● **Extracted entries**
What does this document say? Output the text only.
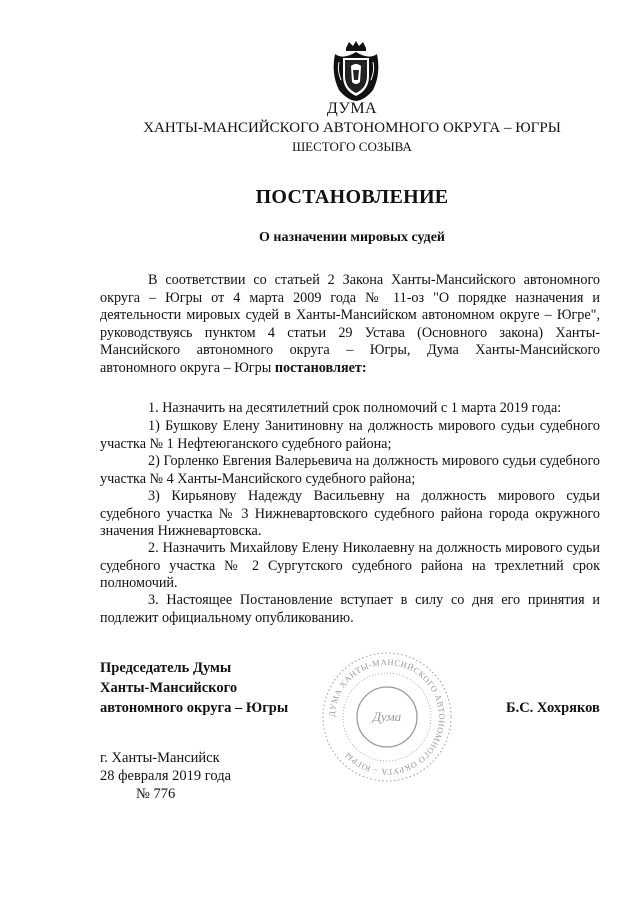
ДУМА
ХАНТЫ-МАНСИЙСКОГО АВТОНОМНОГО ОКРУГА – ЮГРЫ
ШЕСТОГО СОЗЫВА
ПОСТАНОВЛЕНИЕ
О назначении мировых судей
В соответствии со статьей 2 Закона Ханты-Мансийского автономного округа – Югры от 4 марта 2009 года № 11-оз "О порядке назначения и деятельности мировых судей в Ханты-Мансийском автономном округе – Югре", руководствуясь пунктом 4 статьи 29 Устава (Основного закона) Ханты-Мансийского автономного округа – Югры, Дума Ханты-Мансийского автономного округа – Югры постановляет:
1. Назначить на десятилетний срок полномочий с 1 марта 2019 года:
1) Бушкову Елену Занитиновну на должность мирового судьи судебного участка № 1 Нефтеюганского судебного района;
2) Горленко Евгения Валерьевича на должность мирового судьи судебного участка № 4 Ханты-Мансийского судебного района;
3) Кирьянову Надежду Васильевну на должность мирового судьи судебного участка № 3 Нижневартовского судебного района города окружного значения Нижневартовска.
2. Назначить Михайлову Елену Николаевну на должность мирового судьи судебного участка № 2 Сургутского судебного района на трехлетний срок полномочий.
3. Настоящее Постановление вступает в силу со дня его принятия и подлежит официальному опубликованию.
ДУМА ХАНТЫ-МАНСИЙСКОГО АВТОНОМНОГО ОКРУГА – ЮГРЫ
Дума
Председатель Думы
Ханты-Мансийского
автономного округа – Югры	Б.С. Хохряков
г. Ханты-Мансийск
28 февраля 2019 года
№ 776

● **Stated goal**
Where a line holds "Назначить", copy it out.

● **The response**
1. Назначить на десятилетний срок полномочий с 1 марта 2019 года:
2. Назначить Михайлову Елену Николаевну на должность мирового судьи судебного участка № 2 Сургутского судебного района на трехлетний срок полномочий.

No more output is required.